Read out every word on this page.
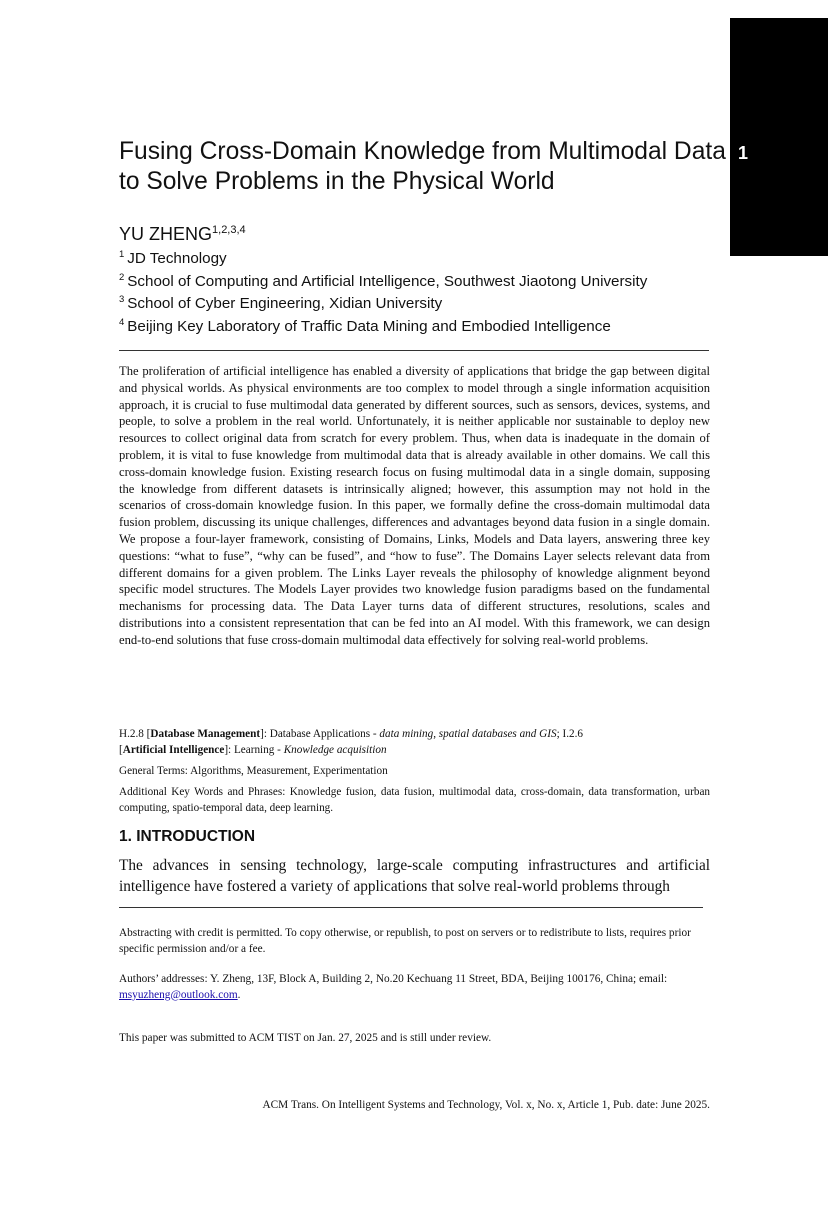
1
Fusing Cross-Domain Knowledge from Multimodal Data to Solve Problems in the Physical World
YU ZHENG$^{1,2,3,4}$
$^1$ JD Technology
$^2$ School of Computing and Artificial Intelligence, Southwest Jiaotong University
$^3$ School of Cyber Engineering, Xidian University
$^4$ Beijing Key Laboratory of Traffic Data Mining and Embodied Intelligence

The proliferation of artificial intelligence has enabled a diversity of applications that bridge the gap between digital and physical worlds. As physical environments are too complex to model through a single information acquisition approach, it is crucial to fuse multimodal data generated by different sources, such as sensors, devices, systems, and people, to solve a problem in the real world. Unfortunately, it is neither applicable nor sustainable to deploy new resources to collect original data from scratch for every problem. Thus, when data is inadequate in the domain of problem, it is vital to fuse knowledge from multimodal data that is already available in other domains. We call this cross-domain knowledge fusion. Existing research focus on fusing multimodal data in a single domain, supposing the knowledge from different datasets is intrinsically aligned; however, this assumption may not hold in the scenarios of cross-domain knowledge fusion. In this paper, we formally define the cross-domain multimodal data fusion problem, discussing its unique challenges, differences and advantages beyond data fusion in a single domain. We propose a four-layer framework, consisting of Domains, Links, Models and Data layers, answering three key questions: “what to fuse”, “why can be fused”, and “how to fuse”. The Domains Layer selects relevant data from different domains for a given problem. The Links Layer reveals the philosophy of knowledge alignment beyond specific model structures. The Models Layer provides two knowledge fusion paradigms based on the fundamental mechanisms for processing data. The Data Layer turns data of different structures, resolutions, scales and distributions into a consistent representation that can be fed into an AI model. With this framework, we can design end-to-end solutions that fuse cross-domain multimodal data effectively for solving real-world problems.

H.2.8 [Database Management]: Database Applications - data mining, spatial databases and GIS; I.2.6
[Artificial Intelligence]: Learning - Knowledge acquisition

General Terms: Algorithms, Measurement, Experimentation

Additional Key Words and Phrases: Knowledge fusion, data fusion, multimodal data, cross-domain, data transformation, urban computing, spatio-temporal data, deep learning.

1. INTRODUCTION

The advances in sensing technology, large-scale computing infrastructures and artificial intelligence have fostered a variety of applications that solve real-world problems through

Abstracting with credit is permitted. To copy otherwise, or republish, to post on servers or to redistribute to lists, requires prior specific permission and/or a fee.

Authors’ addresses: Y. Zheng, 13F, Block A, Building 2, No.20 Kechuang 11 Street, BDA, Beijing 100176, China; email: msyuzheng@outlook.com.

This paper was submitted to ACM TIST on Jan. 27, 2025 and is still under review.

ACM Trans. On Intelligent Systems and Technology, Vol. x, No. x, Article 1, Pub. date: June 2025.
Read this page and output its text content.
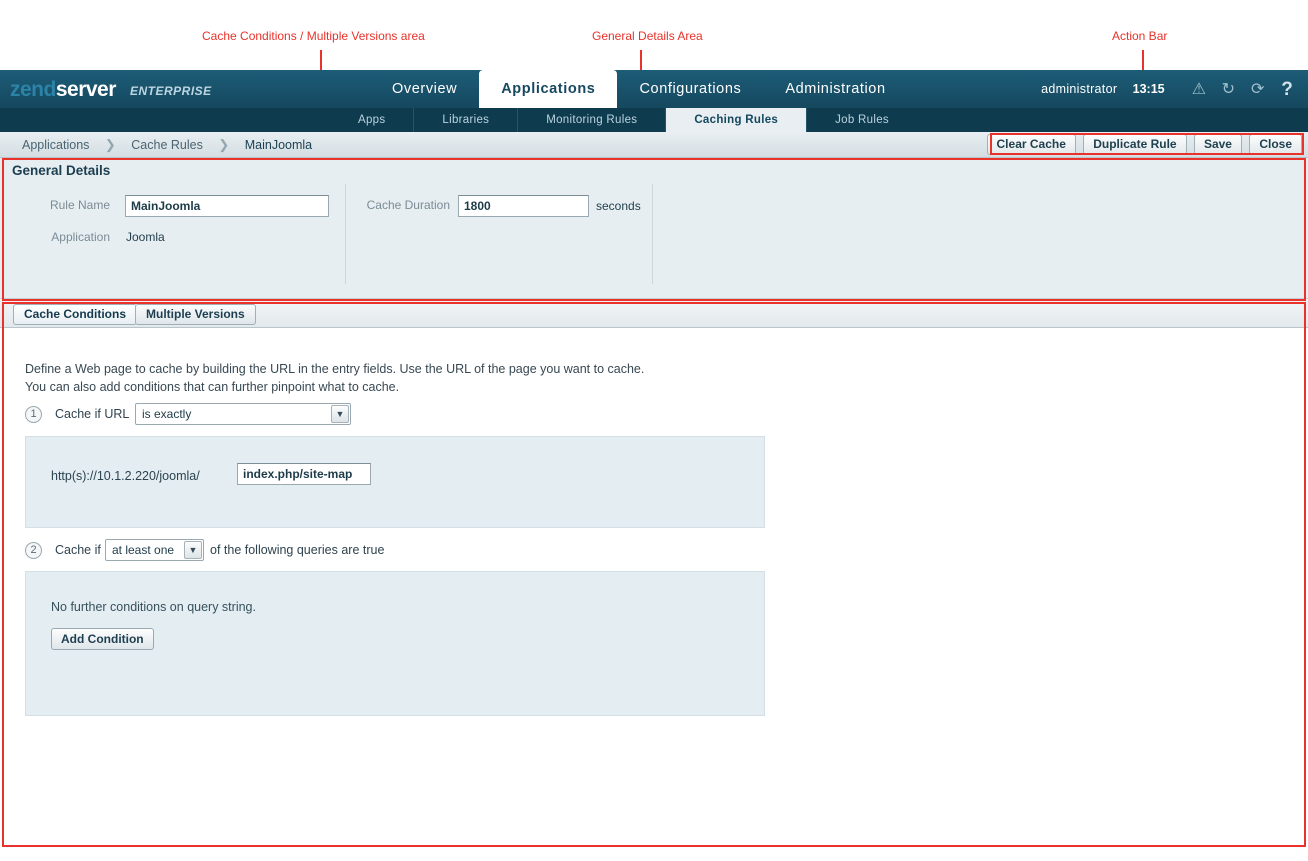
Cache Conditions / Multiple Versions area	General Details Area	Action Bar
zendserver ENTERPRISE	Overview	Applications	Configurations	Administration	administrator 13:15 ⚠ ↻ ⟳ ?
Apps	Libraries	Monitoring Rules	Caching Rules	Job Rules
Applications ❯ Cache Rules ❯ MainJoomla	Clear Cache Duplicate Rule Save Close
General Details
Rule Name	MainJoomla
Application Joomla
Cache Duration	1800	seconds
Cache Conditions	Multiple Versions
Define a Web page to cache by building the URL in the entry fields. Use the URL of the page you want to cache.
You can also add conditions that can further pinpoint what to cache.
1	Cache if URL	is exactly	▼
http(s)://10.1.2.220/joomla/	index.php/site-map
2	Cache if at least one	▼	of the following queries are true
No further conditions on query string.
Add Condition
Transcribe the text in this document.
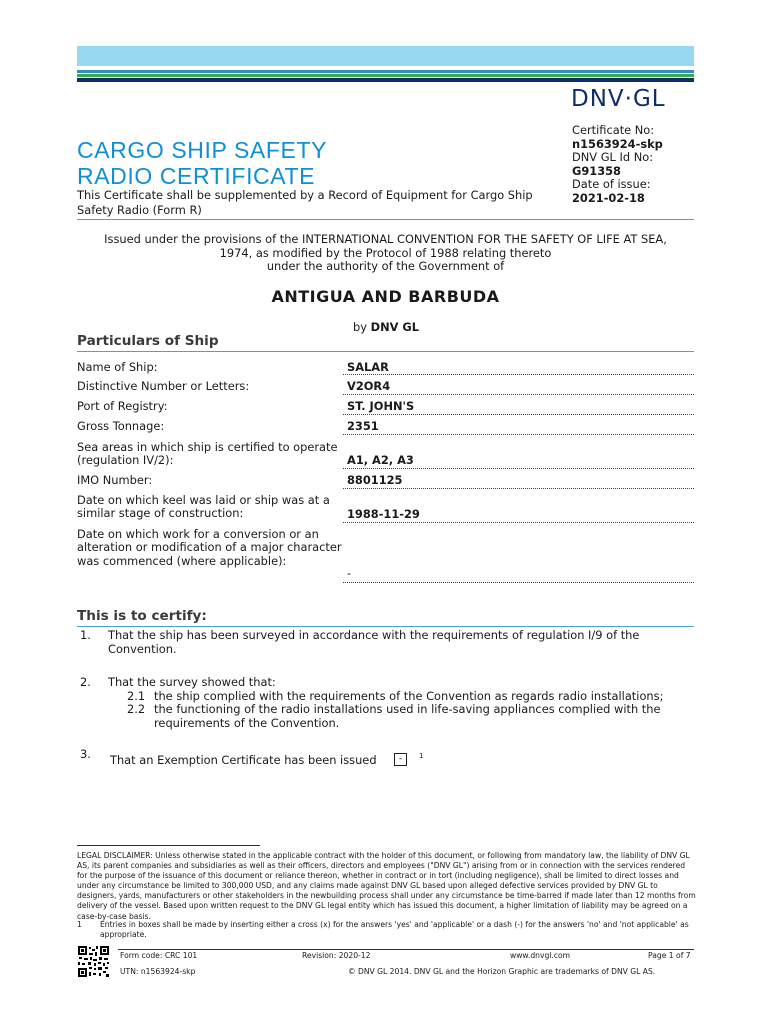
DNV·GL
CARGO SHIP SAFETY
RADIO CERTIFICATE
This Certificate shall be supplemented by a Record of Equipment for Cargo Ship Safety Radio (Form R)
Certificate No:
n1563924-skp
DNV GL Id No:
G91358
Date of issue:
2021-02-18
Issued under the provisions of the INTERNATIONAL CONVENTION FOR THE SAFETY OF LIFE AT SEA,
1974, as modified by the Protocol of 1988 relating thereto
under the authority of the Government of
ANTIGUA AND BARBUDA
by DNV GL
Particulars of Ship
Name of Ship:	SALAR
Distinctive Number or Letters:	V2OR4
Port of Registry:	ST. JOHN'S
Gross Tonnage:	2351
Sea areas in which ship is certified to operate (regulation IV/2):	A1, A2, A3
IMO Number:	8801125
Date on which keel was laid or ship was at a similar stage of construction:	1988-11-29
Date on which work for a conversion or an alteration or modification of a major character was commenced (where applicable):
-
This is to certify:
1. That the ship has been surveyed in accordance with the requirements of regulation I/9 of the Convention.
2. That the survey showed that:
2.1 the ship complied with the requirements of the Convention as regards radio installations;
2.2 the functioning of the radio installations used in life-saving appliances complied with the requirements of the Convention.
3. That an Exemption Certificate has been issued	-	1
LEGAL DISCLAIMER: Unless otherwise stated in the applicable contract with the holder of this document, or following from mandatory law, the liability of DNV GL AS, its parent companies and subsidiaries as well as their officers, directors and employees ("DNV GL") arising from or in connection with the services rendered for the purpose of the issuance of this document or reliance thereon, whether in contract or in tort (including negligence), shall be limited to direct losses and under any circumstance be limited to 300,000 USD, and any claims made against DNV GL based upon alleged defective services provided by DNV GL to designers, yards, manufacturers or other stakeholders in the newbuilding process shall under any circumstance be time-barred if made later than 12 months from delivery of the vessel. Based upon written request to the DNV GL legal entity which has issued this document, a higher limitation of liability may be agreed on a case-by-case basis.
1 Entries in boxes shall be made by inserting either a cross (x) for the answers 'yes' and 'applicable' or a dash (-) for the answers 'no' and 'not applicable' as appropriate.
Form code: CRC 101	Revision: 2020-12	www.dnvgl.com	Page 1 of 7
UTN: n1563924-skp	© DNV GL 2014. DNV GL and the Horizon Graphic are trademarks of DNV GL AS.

* **PROBLEM TO SOLVE**
Without including any pictures, print all of the material exactly as given.

* **FINISHED TASK**
Read out every word on this page.
1
Fusing Cross-Domain Knowledge from Multimodal Data to Solve Problems in the Physical World
YU ZHENG$^{1,2,3,4}$
$^1$ JD Technology
$^2$ School of Computing and Artificial Intelligence, Southwest Jiaotong University
$^3$ School of Cyber Engineering, Xidian University
$^4$ Beijing Key Laboratory of Traffic Data Mining and Embodied Intelligence

The proliferation of artificial intelligence has enabled a diversity of applications that bridge the gap between digital and physical worlds. As physical environments are too complex to model through a single information acquisition approach, it is crucial to fuse multimodal data generated by different sources, such as sensors, devices, systems, and people, to solve a problem in the real world. Unfortunately, it is neither applicable nor sustainable to deploy new resources to collect original data from scratch for every problem. Thus, when data is inadequate in the domain of problem, it is vital to fuse knowledge from multimodal data that is already available in other domains. We call this cross-domain knowledge fusion. Existing research focus on fusing multimodal data in a single domain, supposing the knowledge from different datasets is intrinsically aligned; however, this assumption may not hold in the scenarios of cross-domain knowledge fusion. In this paper, we formally define the cross-domain multimodal data fusion problem, discussing its unique challenges, differences and advantages beyond data fusion in a single domain. We propose a four-layer framework, consisting of Domains, Links, Models and Data layers, answering three key questions: “what to fuse”, “why can be fused”, and “how to fuse”. The Domains Layer selects relevant data from different domains for a given problem. The Links Layer reveals the philosophy of knowledge alignment beyond specific model structures. The Models Layer provides two knowledge fusion paradigms based on the fundamental mechanisms for processing data. The Data Layer turns data of different structures, resolutions, scales and distributions into a consistent representation that can be fed into an AI model. With this framework, we can design end-to-end solutions that fuse cross-domain multimodal data effectively for solving real-world problems.

H.2.8 [Database Management]: Database Applications - data mining, spatial databases and GIS; I.2.6
[Artificial Intelligence]: Learning - Knowledge acquisition

General Terms: Algorithms, Measurement, Experimentation

Additional Key Words and Phrases: Knowledge fusion, data fusion, multimodal data, cross-domain, data transformation, urban computing, spatio-temporal data, deep learning.

1. INTRODUCTION

The advances in sensing technology, large-scale computing infrastructures and artificial intelligence have fostered a variety of applications that solve real-world problems through

Abstracting with credit is permitted. To copy otherwise, or republish, to post on servers or to redistribute to lists, requires prior specific permission and/or a fee.

Authors’ addresses: Y. Zheng, 13F, Block A, Building 2, No.20 Kechuang 11 Street, BDA, Beijing 100176, China; email: msyuzheng@outlook.com.

This paper was submitted to ACM TIST on Jan. 27, 2025 and is still under review.

ACM Trans. On Intelligent Systems and Technology, Vol. x, No. x, Article 1, Pub. date: June 2025.
Read this page and output its text content.
Cache Conditions / Multiple Versions area	General Details Area	Action Bar
zendserver ENTERPRISE	Overview	Applications	Configurations	Administration	administrator 13:15 ⚠ ↻ ⟳ ?
Apps	Libraries	Monitoring Rules	Caching Rules	Job Rules
Applications ❯ Cache Rules ❯ MainJoomla	Clear Cache Duplicate Rule Save Close
General Details
Rule Name	MainJoomla
Application Joomla
Cache Duration	1800	seconds
Cache Conditions	Multiple Versions
Define a Web page to cache by building the URL in the entry fields. Use the URL of the page you want to cache.
You can also add conditions that can further pinpoint what to cache.
1	Cache if URL	is exactly	▼
http(s)://10.1.2.220/joomla/	index.php/site-map
2	Cache if at least one	▼	of the following queries are true
No further conditions on query string.
Add Condition
Transcribe the text in this document.
DNV·GL
CARGO SHIP SAFETY
RADIO CERTIFICATE
This Certificate shall be supplemented by a Record of Equipment for Cargo Ship Safety Radio (Form R)
Certificate No:
n1563924-skp
DNV GL Id No:
G91358
Date of issue:
2021-02-18
Issued under the provisions of the INTERNATIONAL CONVENTION FOR THE SAFETY OF LIFE AT SEA,
1974, as modified by the Protocol of 1988 relating thereto
under the authority of the Government of
ANTIGUA AND BARBUDA
by DNV GL
Particulars of Ship
Name of Ship:	SALAR
Distinctive Number or Letters:	V2OR4
Port of Registry:	ST. JOHN'S
Gross Tonnage:	2351
Sea areas in which ship is certified to operate (regulation IV/2):	A1, A2, A3
IMO Number:	8801125
Date on which keel was laid or ship was at a similar stage of construction:	1988-11-29
Date on which work for a conversion or an alteration or modification of a major character was commenced (where applicable):
-
This is to certify:
1. That the ship has been surveyed in accordance with the requirements of regulation I/9 of the Convention.
2. That the survey showed that:
2.1 the ship complied with the requirements of the Convention as regards radio installations;
2.2 the functioning of the radio installations used in life-saving appliances complied with the requirements of the Convention.
3. That an Exemption Certificate has been issued	-	1
LEGAL DISCLAIMER: Unless otherwise stated in the applicable contract with the holder of this document, or following from mandatory law, the liability of DNV GL AS, its parent companies and subsidiaries as well as their officers, directors and employees ("DNV GL") arising from or in connection with the services rendered for the purpose of the issuance of this document or reliance thereon, whether in contract or in tort (including negligence), shall be limited to direct losses and under any circumstance be limited to 300,000 USD, and any claims made against DNV GL based upon alleged defective services provided by DNV GL to designers, yards, manufacturers or other stakeholders in the newbuilding process shall under any circumstance be time-barred if made later than 12 months from delivery of the vessel. Based upon written request to the DNV GL legal entity which has issued this document, a higher limitation of liability may be agreed on a case-by-case basis.
1 Entries in boxes shall be made by inserting either a cross (x) for the answers 'yes' and 'applicable' or a dash (-) for the answers 'no' and 'not applicable' as appropriate.
Form code: CRC 101	Revision: 2020-12	www.dnvgl.com	Page 1 of 7
UTN: n1563924-skp	© DNV GL 2014. DNV GL and the Horizon Graphic are trademarks of DNV GL AS.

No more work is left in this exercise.